Description of the task: Reproduce every one of the lines below verbatim, changing no character, number or bracket.

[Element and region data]
• • • • • • •

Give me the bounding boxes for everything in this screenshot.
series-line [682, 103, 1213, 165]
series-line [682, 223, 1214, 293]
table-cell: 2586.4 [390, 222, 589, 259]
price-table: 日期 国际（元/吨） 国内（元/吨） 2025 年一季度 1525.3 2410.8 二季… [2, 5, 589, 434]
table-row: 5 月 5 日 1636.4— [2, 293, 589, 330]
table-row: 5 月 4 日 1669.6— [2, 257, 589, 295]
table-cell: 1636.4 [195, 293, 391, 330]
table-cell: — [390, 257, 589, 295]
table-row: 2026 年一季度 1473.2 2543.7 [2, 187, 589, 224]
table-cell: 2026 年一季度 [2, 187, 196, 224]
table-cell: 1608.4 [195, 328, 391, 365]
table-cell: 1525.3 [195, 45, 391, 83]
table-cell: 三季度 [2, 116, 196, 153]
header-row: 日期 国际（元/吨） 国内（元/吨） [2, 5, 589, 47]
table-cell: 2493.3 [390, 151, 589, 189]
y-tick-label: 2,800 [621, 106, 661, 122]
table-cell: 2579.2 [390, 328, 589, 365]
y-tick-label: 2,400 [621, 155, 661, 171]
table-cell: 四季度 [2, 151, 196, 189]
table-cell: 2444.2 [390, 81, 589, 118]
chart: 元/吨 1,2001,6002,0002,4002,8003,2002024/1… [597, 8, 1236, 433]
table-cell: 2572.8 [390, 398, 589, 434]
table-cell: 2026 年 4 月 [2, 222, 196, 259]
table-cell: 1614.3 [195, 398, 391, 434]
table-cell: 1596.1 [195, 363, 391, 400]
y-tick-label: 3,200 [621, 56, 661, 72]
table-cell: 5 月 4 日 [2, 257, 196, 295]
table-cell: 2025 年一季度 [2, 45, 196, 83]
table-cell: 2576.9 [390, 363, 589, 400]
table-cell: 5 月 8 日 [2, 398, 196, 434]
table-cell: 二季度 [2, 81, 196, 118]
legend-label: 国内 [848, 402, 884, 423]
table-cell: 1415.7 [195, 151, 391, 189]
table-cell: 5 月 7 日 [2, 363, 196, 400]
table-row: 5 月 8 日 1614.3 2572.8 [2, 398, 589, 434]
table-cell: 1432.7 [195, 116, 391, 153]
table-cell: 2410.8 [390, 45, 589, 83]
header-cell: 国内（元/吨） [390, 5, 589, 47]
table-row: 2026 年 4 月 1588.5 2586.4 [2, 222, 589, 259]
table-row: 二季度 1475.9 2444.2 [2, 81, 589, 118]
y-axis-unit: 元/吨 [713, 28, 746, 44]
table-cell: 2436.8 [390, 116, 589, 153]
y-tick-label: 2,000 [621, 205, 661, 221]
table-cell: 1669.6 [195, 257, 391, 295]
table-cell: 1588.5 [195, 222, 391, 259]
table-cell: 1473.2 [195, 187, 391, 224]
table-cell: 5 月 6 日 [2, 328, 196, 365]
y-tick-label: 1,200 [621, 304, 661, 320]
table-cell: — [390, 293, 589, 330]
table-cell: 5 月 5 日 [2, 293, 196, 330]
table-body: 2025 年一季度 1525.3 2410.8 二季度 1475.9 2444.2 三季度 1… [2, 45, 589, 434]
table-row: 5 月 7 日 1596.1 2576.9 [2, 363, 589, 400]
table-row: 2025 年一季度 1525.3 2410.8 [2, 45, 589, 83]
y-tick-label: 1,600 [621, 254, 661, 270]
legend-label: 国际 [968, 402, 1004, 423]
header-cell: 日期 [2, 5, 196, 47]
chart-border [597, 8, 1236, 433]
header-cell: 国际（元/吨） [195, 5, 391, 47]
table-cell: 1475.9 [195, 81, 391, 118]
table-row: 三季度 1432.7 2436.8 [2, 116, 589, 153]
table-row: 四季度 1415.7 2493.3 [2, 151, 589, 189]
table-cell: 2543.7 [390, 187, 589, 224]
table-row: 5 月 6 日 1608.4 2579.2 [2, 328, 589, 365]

• • • • • • •

Answer in full:
Give me the bounding boxes for everything in this screenshot.
series-line [682, 103, 1213, 165]
series-line [682, 223, 1214, 293]
table-cell: 2586.4 [390, 222, 589, 259]
price-table: 日期 国际（元/吨） 国内（元/吨） 2025 年一季度 1525.3 2410.8 二季… [2, 5, 589, 434]
table-row: 5 月 5 日 1636.4— [2, 293, 589, 330]
table-row: 5 月 4 日 1669.6— [2, 257, 589, 295]
table-cell: 1636.4 [195, 293, 391, 330]
table-cell: — [390, 257, 589, 295]
table-row: 2026 年一季度 1473.2 2543.7 [2, 187, 589, 224]
table-cell: 2026 年一季度 [2, 187, 196, 224]
table-cell: 1608.4 [195, 328, 391, 365]
table-cell: 1525.3 [195, 45, 391, 83]
table-cell: 三季度 [2, 116, 196, 153]
header-row: 日期 国际（元/吨） 国内（元/吨） [2, 5, 589, 47]
table-cell: 2493.3 [390, 151, 589, 189]
y-tick-label: 2,800 [621, 106, 661, 122]
table-cell: 2579.2 [390, 328, 589, 365]
y-tick-label: 2,400 [621, 155, 661, 171]
table-cell: 四季度 [2, 151, 196, 189]
table-cell: 2444.2 [390, 81, 589, 118]
chart: 元/吨 1,2001,6002,0002,4002,8003,2002024/1… [597, 8, 1236, 433]
table-cell: 2572.8 [390, 398, 589, 434]
table-cell: 2026 年 4 月 [2, 222, 196, 259]
table-cell: 1614.3 [195, 398, 391, 434]
table-cell: 1596.1 [195, 363, 391, 400]
y-tick-label: 3,200 [621, 56, 661, 72]
table-cell: 5 月 4 日 [2, 257, 196, 295]
table-cell: 2025 年一季度 [2, 45, 196, 83]
table-cell: 2576.9 [390, 363, 589, 400]
table-cell: 5 月 8 日 [2, 398, 196, 434]
table-cell: 二季度 [2, 81, 196, 118]
legend-label: 国内 [848, 402, 884, 423]
table-cell: 1415.7 [195, 151, 391, 189]
table-cell: 5 月 7 日 [2, 363, 196, 400]
table-row: 5 月 8 日 1614.3 2572.8 [2, 398, 589, 434]
table-cell: 1432.7 [195, 116, 391, 153]
table-cell: 2410.8 [390, 45, 589, 83]
header-cell: 国内（元/吨） [390, 5, 589, 47]
table-row: 2026 年 4 月 1588.5 2586.4 [2, 222, 589, 259]
table-row: 二季度 1475.9 2444.2 [2, 81, 589, 118]
y-axis-unit: 元/吨 [713, 28, 746, 44]
table-cell: 2436.8 [390, 116, 589, 153]
y-tick-label: 2,000 [621, 205, 661, 221]
table-cell: 1669.6 [195, 257, 391, 295]
table-cell: 1588.5 [195, 222, 391, 259]
table-cell: 1473.2 [195, 187, 391, 224]
table-cell: 5 月 6 日 [2, 328, 196, 365]
y-tick-label: 1,200 [621, 304, 661, 320]
table-cell: — [390, 293, 589, 330]
table-cell: 5 月 5 日 [2, 293, 196, 330]
table-body: 2025 年一季度 1525.3 2410.8 二季度 1475.9 2444.2 三季度 1… [2, 45, 589, 434]
table-row: 5 月 7 日 1596.1 2576.9 [2, 363, 589, 400]
table-row: 2025 年一季度 1525.3 2410.8 [2, 45, 589, 83]
y-tick-label: 1,600 [621, 254, 661, 270]
legend-label: 国际 [968, 402, 1004, 423]
header-cell: 日期 [2, 5, 196, 47]
chart-border [597, 8, 1236, 433]
header-cell: 国际（元/吨） [195, 5, 391, 47]
table-cell: 1475.9 [195, 81, 391, 118]
table-row: 三季度 1432.7 2436.8 [2, 116, 589, 153]
table-row: 四季度 1415.7 2493.3 [2, 151, 589, 189]
table-cell: 2543.7 [390, 187, 589, 224]
table-row: 5 月 6 日 1608.4 2579.2 [2, 328, 589, 365]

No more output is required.